Written problem: Scan the following material for the string "ylabel" and copy each line in which it appears.

Records shown:
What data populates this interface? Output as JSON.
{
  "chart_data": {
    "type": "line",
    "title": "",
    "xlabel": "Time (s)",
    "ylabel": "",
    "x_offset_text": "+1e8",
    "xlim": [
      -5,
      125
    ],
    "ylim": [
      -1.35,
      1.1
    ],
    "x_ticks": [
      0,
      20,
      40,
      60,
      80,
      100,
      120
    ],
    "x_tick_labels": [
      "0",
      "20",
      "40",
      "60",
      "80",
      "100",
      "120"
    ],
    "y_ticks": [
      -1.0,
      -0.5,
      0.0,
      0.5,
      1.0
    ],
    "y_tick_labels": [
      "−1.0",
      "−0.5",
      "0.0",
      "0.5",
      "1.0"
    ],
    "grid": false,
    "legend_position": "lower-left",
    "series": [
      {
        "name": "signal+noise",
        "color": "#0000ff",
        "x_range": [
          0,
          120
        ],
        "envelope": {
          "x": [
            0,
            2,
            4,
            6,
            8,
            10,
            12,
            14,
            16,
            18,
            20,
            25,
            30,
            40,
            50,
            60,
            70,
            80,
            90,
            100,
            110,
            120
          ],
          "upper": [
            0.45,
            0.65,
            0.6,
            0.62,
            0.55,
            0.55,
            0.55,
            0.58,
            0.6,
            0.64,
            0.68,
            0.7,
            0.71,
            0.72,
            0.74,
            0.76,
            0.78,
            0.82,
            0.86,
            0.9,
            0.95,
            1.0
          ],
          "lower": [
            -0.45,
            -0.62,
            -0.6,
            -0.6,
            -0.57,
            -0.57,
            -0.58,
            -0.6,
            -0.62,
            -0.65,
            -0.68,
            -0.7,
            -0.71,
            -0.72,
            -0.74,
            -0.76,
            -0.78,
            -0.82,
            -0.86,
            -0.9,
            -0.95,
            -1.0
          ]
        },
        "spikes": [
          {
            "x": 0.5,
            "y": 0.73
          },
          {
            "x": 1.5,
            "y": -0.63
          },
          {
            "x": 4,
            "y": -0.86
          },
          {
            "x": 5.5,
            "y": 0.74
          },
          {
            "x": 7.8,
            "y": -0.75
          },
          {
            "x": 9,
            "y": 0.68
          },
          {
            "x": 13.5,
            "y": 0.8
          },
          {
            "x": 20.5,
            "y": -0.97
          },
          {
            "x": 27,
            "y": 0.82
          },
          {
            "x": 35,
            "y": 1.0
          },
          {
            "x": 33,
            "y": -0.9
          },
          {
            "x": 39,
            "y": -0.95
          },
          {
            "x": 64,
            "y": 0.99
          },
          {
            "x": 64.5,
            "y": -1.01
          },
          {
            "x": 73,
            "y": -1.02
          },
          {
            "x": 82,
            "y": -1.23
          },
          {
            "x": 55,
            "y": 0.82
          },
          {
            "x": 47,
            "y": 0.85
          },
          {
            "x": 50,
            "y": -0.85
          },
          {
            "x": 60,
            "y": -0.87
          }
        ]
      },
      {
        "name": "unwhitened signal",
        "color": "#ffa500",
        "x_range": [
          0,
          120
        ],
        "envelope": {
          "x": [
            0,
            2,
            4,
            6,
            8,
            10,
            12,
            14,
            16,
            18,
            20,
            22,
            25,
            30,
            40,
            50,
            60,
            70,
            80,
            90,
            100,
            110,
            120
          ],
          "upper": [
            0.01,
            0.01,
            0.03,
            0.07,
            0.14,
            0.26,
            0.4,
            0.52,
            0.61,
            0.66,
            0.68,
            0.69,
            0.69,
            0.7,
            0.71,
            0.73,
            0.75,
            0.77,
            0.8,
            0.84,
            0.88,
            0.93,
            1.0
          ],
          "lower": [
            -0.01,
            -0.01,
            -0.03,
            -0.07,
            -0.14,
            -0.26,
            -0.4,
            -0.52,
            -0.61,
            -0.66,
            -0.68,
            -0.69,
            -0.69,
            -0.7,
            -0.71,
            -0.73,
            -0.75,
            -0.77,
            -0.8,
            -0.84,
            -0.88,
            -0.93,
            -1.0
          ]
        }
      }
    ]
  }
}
* * *
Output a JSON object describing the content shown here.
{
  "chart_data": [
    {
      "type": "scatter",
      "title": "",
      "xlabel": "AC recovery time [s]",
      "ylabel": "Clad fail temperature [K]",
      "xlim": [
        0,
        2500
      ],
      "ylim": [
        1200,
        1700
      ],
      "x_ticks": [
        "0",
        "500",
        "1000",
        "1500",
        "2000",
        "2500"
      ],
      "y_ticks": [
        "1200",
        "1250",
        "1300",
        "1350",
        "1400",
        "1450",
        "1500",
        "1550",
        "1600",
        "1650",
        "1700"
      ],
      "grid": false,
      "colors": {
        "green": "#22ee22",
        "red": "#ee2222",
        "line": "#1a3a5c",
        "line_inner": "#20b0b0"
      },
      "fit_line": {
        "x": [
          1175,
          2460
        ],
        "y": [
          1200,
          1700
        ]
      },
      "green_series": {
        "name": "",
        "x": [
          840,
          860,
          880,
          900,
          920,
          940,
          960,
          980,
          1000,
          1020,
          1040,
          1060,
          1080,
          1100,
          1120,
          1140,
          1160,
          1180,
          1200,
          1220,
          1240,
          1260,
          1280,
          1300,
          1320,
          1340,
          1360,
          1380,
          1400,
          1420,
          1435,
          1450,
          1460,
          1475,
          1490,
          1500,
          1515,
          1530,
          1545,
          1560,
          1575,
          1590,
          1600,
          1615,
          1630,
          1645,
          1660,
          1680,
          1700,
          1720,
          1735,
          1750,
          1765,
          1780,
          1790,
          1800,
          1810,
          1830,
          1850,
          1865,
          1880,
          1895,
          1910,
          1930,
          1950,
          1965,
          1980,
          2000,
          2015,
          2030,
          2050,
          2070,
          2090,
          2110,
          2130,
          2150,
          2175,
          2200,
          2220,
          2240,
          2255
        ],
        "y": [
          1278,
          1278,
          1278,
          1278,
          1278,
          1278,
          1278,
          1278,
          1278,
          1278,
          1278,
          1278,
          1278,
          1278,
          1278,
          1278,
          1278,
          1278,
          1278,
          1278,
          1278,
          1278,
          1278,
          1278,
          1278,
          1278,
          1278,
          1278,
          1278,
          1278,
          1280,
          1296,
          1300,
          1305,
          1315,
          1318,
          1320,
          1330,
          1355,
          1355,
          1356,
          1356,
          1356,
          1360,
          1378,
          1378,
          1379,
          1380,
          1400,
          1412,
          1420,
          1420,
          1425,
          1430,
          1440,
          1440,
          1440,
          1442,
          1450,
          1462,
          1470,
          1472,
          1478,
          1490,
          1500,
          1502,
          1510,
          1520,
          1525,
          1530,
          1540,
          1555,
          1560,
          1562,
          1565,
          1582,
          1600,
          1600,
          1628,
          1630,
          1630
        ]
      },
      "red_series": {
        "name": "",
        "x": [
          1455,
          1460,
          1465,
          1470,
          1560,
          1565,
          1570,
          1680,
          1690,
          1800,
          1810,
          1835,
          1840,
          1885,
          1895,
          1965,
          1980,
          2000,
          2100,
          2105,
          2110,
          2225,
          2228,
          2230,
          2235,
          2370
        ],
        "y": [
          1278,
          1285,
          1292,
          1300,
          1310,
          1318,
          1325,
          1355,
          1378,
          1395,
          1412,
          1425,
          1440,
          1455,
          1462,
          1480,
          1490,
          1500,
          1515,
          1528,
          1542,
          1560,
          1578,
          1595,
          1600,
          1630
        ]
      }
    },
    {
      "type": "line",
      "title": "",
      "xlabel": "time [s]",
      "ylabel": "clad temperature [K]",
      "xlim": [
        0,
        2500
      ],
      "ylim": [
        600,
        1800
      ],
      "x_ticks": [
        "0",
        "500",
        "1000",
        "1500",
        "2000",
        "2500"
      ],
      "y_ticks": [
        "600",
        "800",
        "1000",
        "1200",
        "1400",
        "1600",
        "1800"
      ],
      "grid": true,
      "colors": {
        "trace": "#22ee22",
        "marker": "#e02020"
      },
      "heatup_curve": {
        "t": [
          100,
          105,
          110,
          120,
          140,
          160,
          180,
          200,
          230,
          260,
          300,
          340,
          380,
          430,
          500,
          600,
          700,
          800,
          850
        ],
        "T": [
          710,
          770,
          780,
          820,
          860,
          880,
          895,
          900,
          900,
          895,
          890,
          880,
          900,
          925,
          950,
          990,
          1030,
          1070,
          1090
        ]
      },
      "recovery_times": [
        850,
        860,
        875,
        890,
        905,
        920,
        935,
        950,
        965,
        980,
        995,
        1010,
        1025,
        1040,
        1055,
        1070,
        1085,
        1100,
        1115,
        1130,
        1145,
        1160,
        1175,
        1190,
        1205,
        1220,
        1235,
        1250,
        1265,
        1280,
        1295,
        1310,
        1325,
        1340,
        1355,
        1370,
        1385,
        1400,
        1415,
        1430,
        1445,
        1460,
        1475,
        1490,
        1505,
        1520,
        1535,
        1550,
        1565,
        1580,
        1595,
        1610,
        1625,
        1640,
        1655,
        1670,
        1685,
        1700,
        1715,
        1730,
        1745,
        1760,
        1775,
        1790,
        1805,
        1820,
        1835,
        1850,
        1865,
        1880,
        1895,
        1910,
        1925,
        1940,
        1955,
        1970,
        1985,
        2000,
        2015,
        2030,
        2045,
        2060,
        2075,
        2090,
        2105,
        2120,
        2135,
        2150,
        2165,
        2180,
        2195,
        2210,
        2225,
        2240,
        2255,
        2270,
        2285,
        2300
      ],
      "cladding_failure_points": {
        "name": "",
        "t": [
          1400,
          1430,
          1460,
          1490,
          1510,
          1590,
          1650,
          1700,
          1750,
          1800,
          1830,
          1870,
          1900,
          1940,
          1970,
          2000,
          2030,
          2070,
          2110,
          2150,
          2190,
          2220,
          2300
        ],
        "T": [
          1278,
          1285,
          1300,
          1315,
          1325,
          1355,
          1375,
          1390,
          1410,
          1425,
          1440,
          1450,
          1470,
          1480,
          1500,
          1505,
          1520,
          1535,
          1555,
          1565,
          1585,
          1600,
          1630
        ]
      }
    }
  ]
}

Exercise solution:
    "ylabel": "",
      "ylabel": "Clad fail temperature [K]",
      "ylabel": "clad temperature [K]",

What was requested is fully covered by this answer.